Stored rows >>

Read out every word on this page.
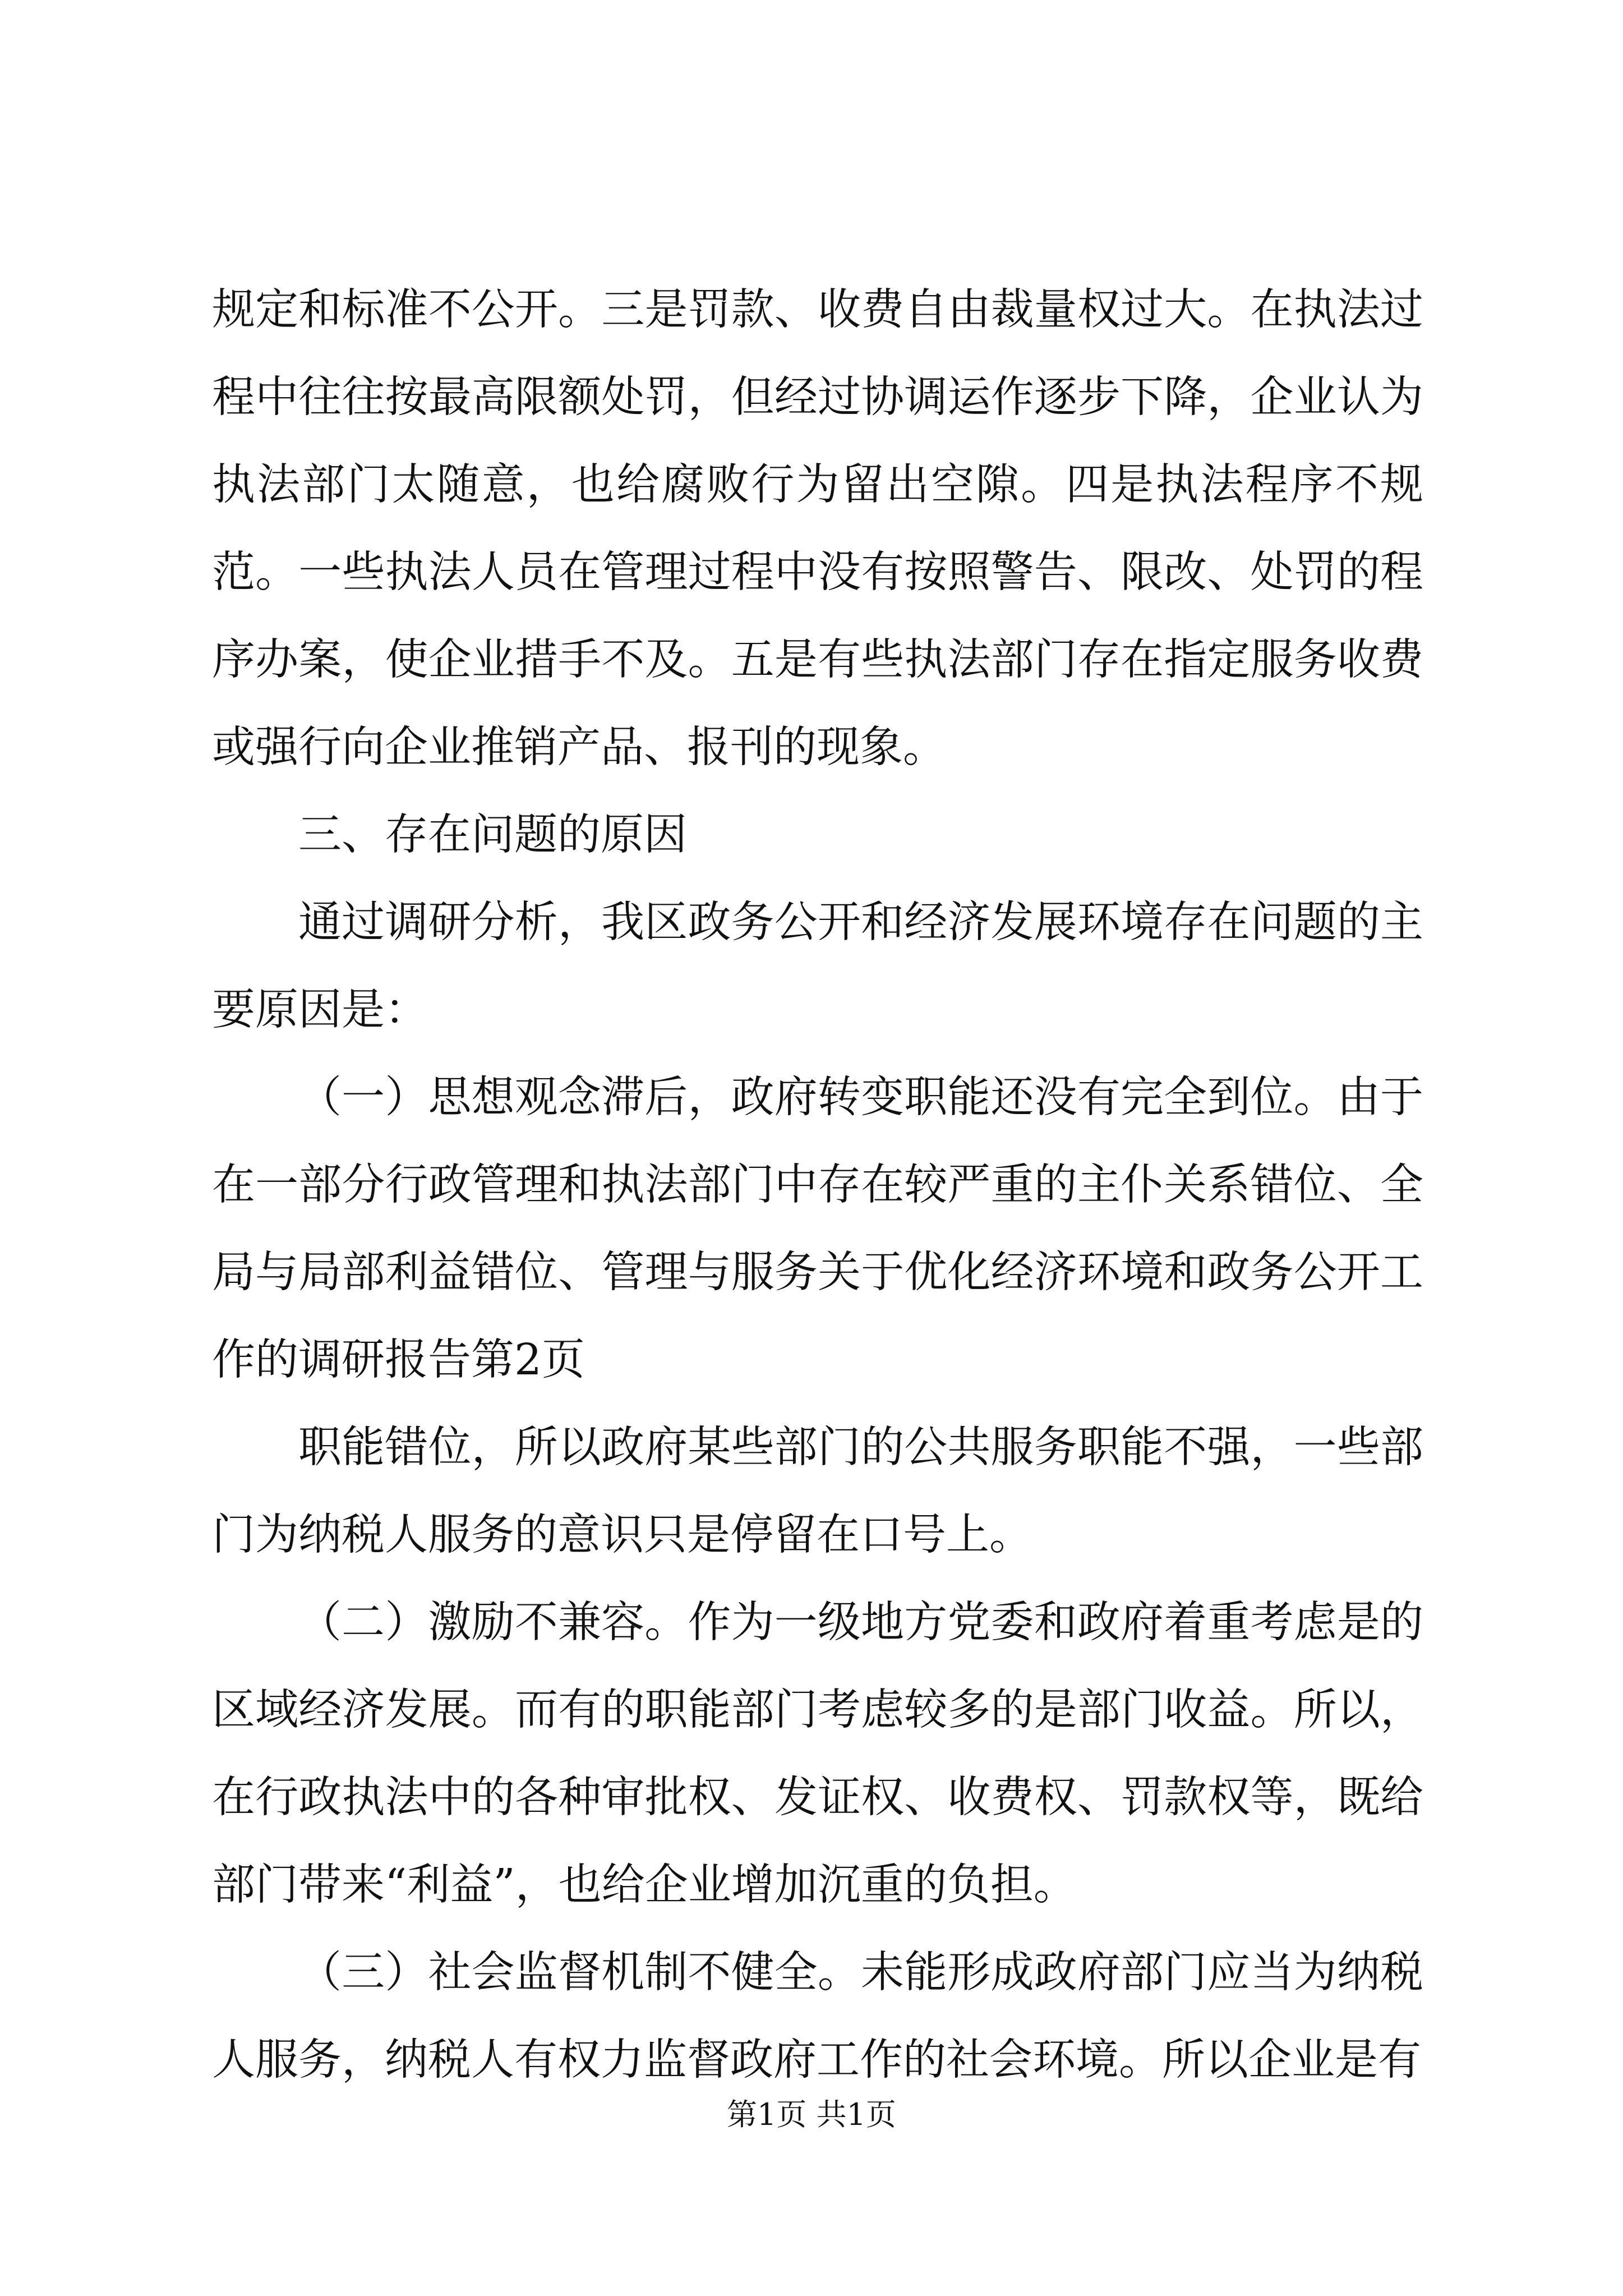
规定和标准不公开。三是罚款、收费自由裁量权过大。在执法过程中往往按最高限额处罚，但经过协调运作逐步下降，企业认为执法部门太随意，也给腐败行为留出空隙。四是执法程序不规范。一些执法人员在管理过程中没有按照警告、限改、处罚的程序办案，使企业措手不及。五是有些执法部门存在指定服务收费或强行向企业推销产品、报刊的现象。

三、存在问题的原因

通过调研分析，我区政务公开和经济发展环境存在问题的主要原因是：

（一）思想观念滞后，政府转变职能还没有完全到位。由于在一部分行政管理和执法部门中存在较严重的主仆关系错位、全局与局部利益错位、管理与服务关于优化经济环境和政务公开工作的调研报告第2页

职能错位，所以政府某些部门的公共服务职能不强，一些部门为纳税人服务的意识只是停留在口号上。

（二）激励不兼容。作为一级地方党委和政府着重考虑是的区域经济发展。而有的职能部门考虑较多的是部门收益。所以，在行政执法中的各种审批权、发证权、收费权、罚款权等，既给部门带来“利益”，也给企业增加沉重的负担。

（三）社会监督机制不健全。未能形成政府部门应当为纳税人服务，纳税人有权力监督政府工作的社会环境。所以企业是有

第1页 共1页
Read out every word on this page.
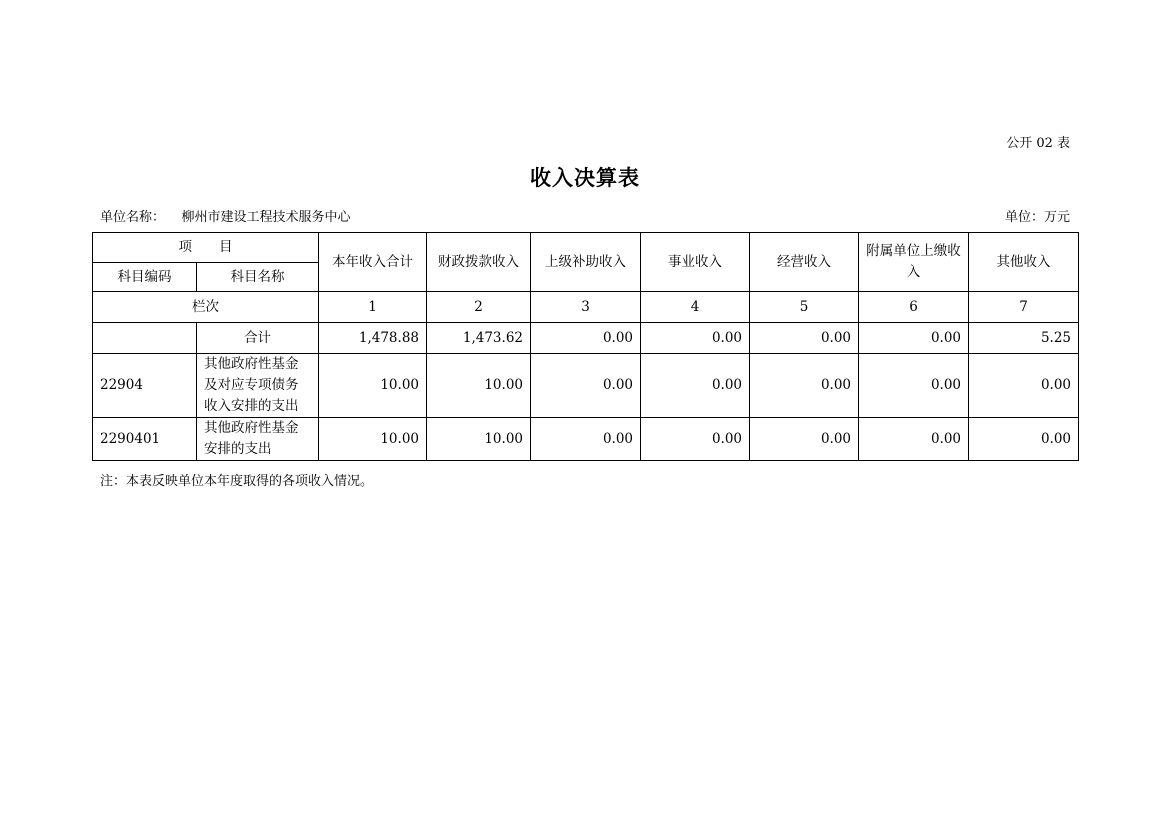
公开 02 表
收入决算表
单位名称： 柳州市建设工程技术服务中心	单位：万元
项　　目		本年收入合计	财政拨款收入	上级补助收入	事业收入	经营收入	附属单位上缴收入	其他收入
科目编码	科目名称							
栏次		1	2	3	4	5	6	7
	合计	1,478.88	1,473.62	0.00	0.00	0.00	0.00	5.25
22904	其他政府性基金及对应专项债务收入安排的支出	10.00	10.00	0.00	0.00	0.00	0.00	0.00
2290401	其他政府性基金安排的支出	10.00	10.00	0.00	0.00	0.00	0.00	0.00
注：本表反映单位本年度取得的各项收入情况。
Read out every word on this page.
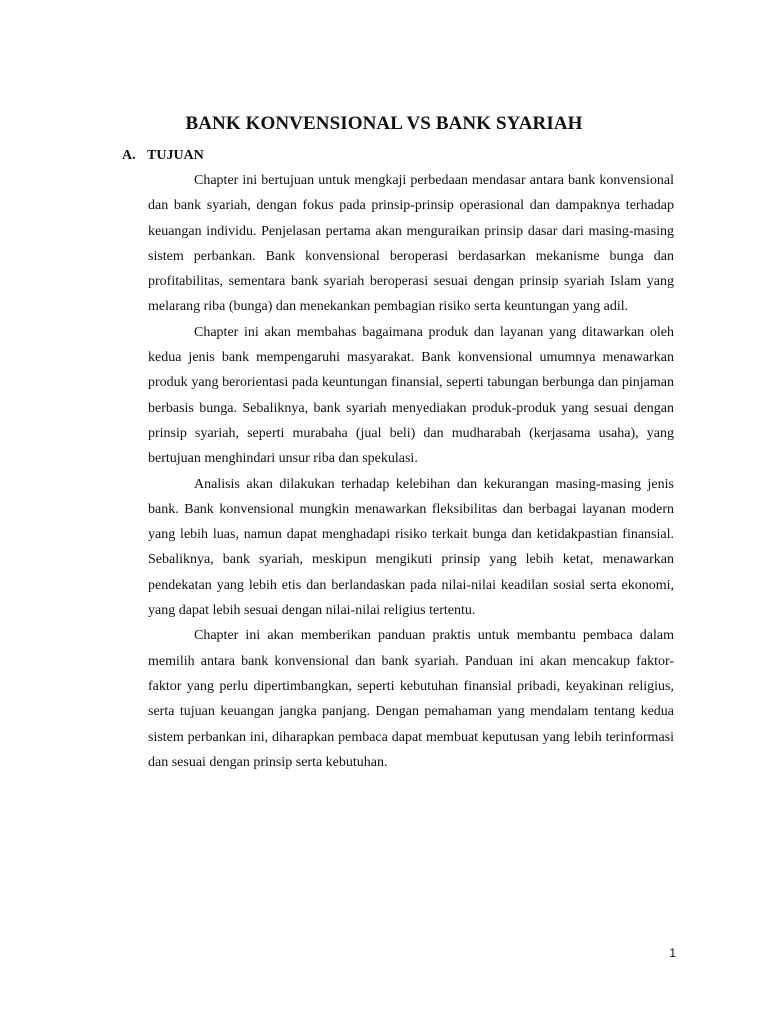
BANK KONVENSIONAL VS BANK SYARIAH
A. TUJUAN

Chapter ini bertujuan untuk mengkaji perbedaan mendasar antara bank konvensional dan bank syariah, dengan fokus pada prinsip-prinsip operasional dan dampaknya terhadap keuangan individu. Penjelasan pertama akan menguraikan prinsip dasar dari masing-masing sistem perbankan. Bank konvensional beroperasi berdasarkan mekanisme bunga dan profitabilitas, sementara bank syariah beroperasi sesuai dengan prinsip syariah Islam yang melarang riba (bunga) dan menekankan pembagian risiko serta keuntungan yang adil.

Chapter ini akan membahas bagaimana produk dan layanan yang ditawarkan oleh kedua jenis bank mempengaruhi masyarakat. Bank konvensional umumnya menawarkan produk yang berorientasi pada keuntungan finansial, seperti tabungan berbunga dan pinjaman berbasis bunga. Sebaliknya, bank syariah menyediakan produk-produk yang sesuai dengan prinsip syariah, seperti murabaha (jual beli) dan mudharabah (kerjasama usaha), yang bertujuan menghindari unsur riba dan spekulasi.

Analisis akan dilakukan terhadap kelebihan dan kekurangan masing-masing jenis bank. Bank konvensional mungkin menawarkan fleksibilitas dan berbagai layanan modern yang lebih luas, namun dapat menghadapi risiko terkait bunga dan ketidakpastian finansial. Sebaliknya, bank syariah, meskipun mengikuti prinsip yang lebih ketat, menawarkan pendekatan yang lebih etis dan berlandaskan pada nilai-nilai keadilan sosial serta ekonomi, yang dapat lebih sesuai dengan nilai-nilai religius tertentu.

Chapter ini akan memberikan panduan praktis untuk membantu pembaca dalam memilih antara bank konvensional dan bank syariah. Panduan ini akan mencakup faktor-faktor yang perlu dipertimbangkan, seperti kebutuhan finansial pribadi, keyakinan religius, serta tujuan keuangan jangka panjang. Dengan pemahaman yang mendalam tentang kedua sistem perbankan ini, diharapkan pembaca dapat membuat keputusan yang lebih terinformasi dan sesuai dengan prinsip serta kebutuhan.

1
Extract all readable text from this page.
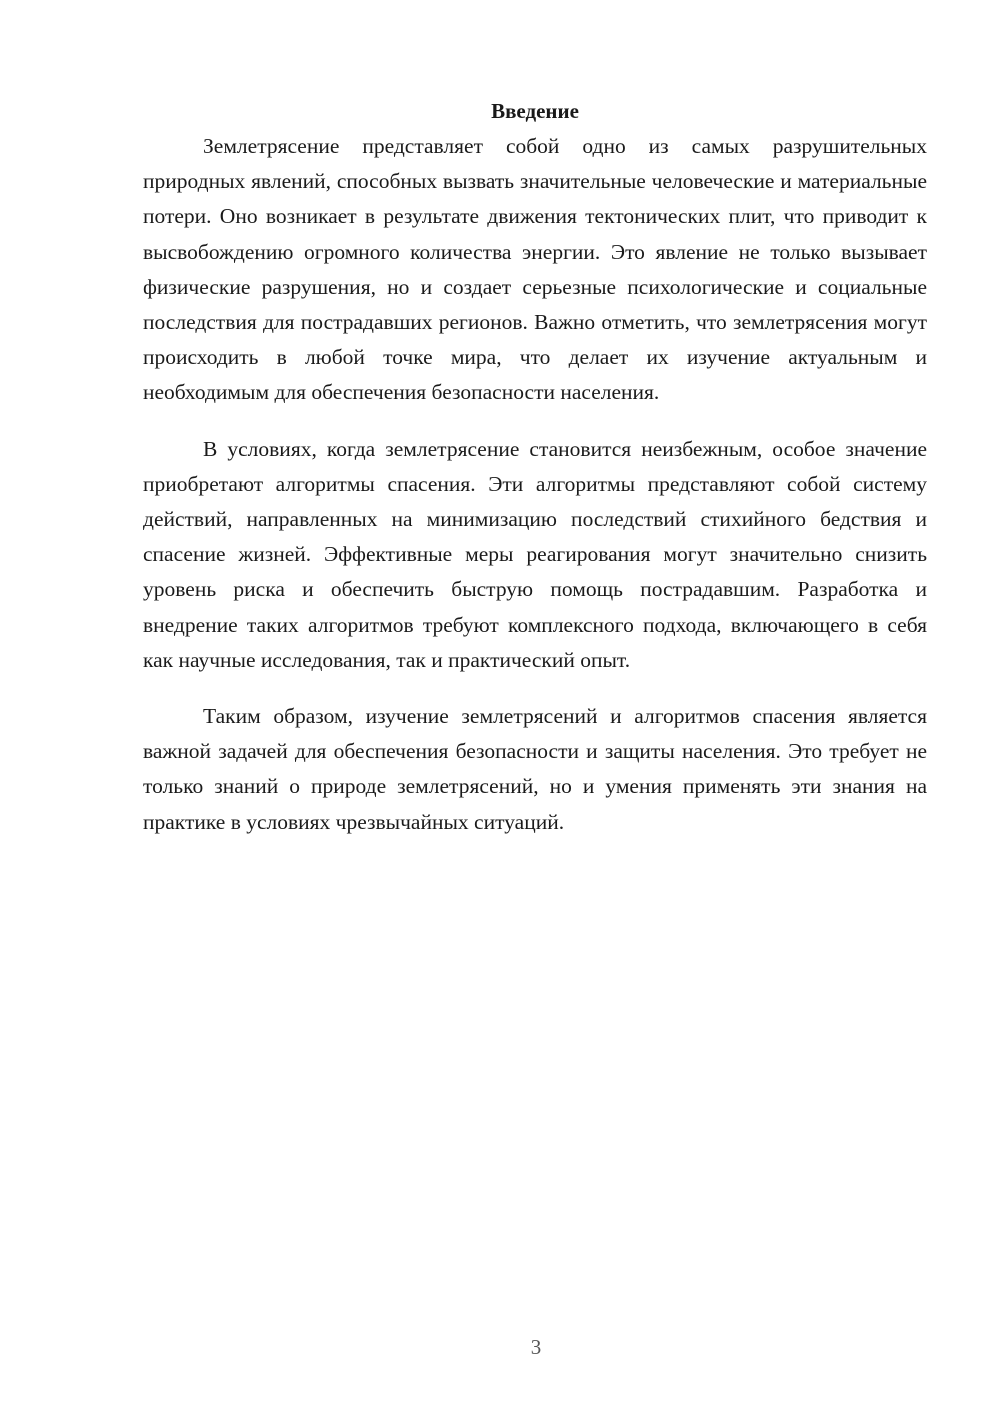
Введение

Землетрясение представляет собой одно из самых разрушительных природных явлений, способных вызвать значительные человеческие и материальные потери. Оно возникает в результате движения тектонических плит, что приводит к высвобождению огромного количества энергии. Это явление не только вызывает физические разрушения, но и создает серьезные психологические и социальные последствия для пострадавших регионов. Важно отметить, что землетрясения могут происходить в любой точке мира, что делает их изучение актуальным и необходимым для обеспечения безопасности населения.

В условиях, когда землетрясение становится неизбежным, особое значение приобретают алгоритмы спасения. Эти алгоритмы представляют собой систему действий, направленных на минимизацию последствий стихийного бедствия и спасение жизней. Эффективные меры реагирования могут значительно снизить уровень риска и обеспечить быструю помощь пострадавшим. Разработка и внедрение таких алгоритмов требуют комплексного подхода, включающего в себя как научные исследования, так и практический опыт.

Таким образом, изучение землетрясений и алгоритмов спасения является важной задачей для обеспечения безопасности и защиты населения. Это требует не только знаний о природе землетрясений, но и умения применять эти знания на практике в условиях чрезвычайных ситуаций.

3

Task description >> Give the data above again in full and unchanged, skipping the pictures.

Exercise answer >>
Read out every word on this page.
规定和标准不公开。三是罚款、收费自由裁量权过大。在执法过程中往往按最高限额处罚，但经过协调运作逐步下降，企业认为执法部门太随意，也给腐败行为留出空隙。四是执法程序不规范。一些执法人员在管理过程中没有按照警告、限改、处罚的程序办案，使企业措手不及。五是有些执法部门存在指定服务收费或强行向企业推销产品、报刊的现象。

三、存在问题的原因

通过调研分析，我区政务公开和经济发展环境存在问题的主要原因是：

（一）思想观念滞后，政府转变职能还没有完全到位。由于在一部分行政管理和执法部门中存在较严重的主仆关系错位、全局与局部利益错位、管理与服务关于优化经济环境和政务公开工作的调研报告第2页

职能错位，所以政府某些部门的公共服务职能不强，一些部门为纳税人服务的意识只是停留在口号上。

（二）激励不兼容。作为一级地方党委和政府着重考虑是的区域经济发展。而有的职能部门考虑较多的是部门收益。所以，在行政执法中的各种审批权、发证权、收费权、罚款权等，既给部门带来“利益”，也给企业增加沉重的负担。

（三）社会监督机制不健全。未能形成政府部门应当为纳税人服务，纳税人有权力监督政府工作的社会环境。所以企业是有

第1页 共1页
Read out every word on this page.
公开 02 表
收入决算表
单位名称： 柳州市建设工程技术服务中心	单位：万元
项　　目		本年收入合计	财政拨款收入	上级补助收入	事业收入	经营收入	附属单位上缴收入	其他收入
科目编码	科目名称							
栏次		1	2	3	4	5	6	7
	合计	1,478.88	1,473.62	0.00	0.00	0.00	0.00	5.25
22904	其他政府性基金及对应专项债务收入安排的支出	10.00	10.00	0.00	0.00	0.00	0.00	0.00
2290401	其他政府性基金安排的支出	10.00	10.00	0.00	0.00	0.00	0.00	0.00
注：本表反映单位本年度取得的各项收入情况。
Read out every word on this page.
BANK KONVENSIONAL VS BANK SYARIAH
A. TUJUAN

Chapter ini bertujuan untuk mengkaji perbedaan mendasar antara bank konvensional dan bank syariah, dengan fokus pada prinsip-prinsip operasional dan dampaknya terhadap keuangan individu. Penjelasan pertama akan menguraikan prinsip dasar dari masing-masing sistem perbankan. Bank konvensional beroperasi berdasarkan mekanisme bunga dan profitabilitas, sementara bank syariah beroperasi sesuai dengan prinsip syariah Islam yang melarang riba (bunga) dan menekankan pembagian risiko serta keuntungan yang adil.

Chapter ini akan membahas bagaimana produk dan layanan yang ditawarkan oleh kedua jenis bank mempengaruhi masyarakat. Bank konvensional umumnya menawarkan produk yang berorientasi pada keuntungan finansial, seperti tabungan berbunga dan pinjaman berbasis bunga. Sebaliknya, bank syariah menyediakan produk-produk yang sesuai dengan prinsip syariah, seperti murabaha (jual beli) dan mudharabah (kerjasama usaha), yang bertujuan menghindari unsur riba dan spekulasi.

Analisis akan dilakukan terhadap kelebihan dan kekurangan masing-masing jenis bank. Bank konvensional mungkin menawarkan fleksibilitas dan berbagai layanan modern yang lebih luas, namun dapat menghadapi risiko terkait bunga dan ketidakpastian finansial. Sebaliknya, bank syariah, meskipun mengikuti prinsip yang lebih ketat, menawarkan pendekatan yang lebih etis dan berlandaskan pada nilai-nilai keadilan sosial serta ekonomi, yang dapat lebih sesuai dengan nilai-nilai religius tertentu.

Chapter ini akan memberikan panduan praktis untuk membantu pembaca dalam memilih antara bank konvensional dan bank syariah. Panduan ini akan mencakup faktor-faktor yang perlu dipertimbangkan, seperti kebutuhan finansial pribadi, keyakinan religius, serta tujuan keuangan jangka panjang. Dengan pemahaman yang mendalam tentang kedua sistem perbankan ini, diharapkan pembaca dapat membuat keputusan yang lebih terinformasi dan sesuai dengan prinsip serta kebutuhan.

1
Extract all readable text from this page.
Введение

Землетрясение представляет собой одно из самых разрушительных природных явлений, способных вызвать значительные человеческие и материальные потери. Оно возникает в результате движения тектонических плит, что приводит к высвобождению огромного количества энергии. Это явление не только вызывает физические разрушения, но и создает серьезные психологические и социальные последствия для пострадавших регионов. Важно отметить, что землетрясения могут происходить в любой точке мира, что делает их изучение актуальным и необходимым для обеспечения безопасности населения.

В условиях, когда землетрясение становится неизбежным, особое значение приобретают алгоритмы спасения. Эти алгоритмы представляют собой систему действий, направленных на минимизацию последствий стихийного бедствия и спасение жизней. Эффективные меры реагирования могут значительно снизить уровень риска и обеспечить быструю помощь пострадавшим. Разработка и внедрение таких алгоритмов требуют комплексного подхода, включающего в себя как научные исследования, так и практический опыт.

Таким образом, изучение землетрясений и алгоритмов спасения является важной задачей для обеспечения безопасности и защиты населения. Это требует не только знаний о природе землетрясений, но и умения применять эти знания на практике в условиях чрезвычайных ситуаций.

3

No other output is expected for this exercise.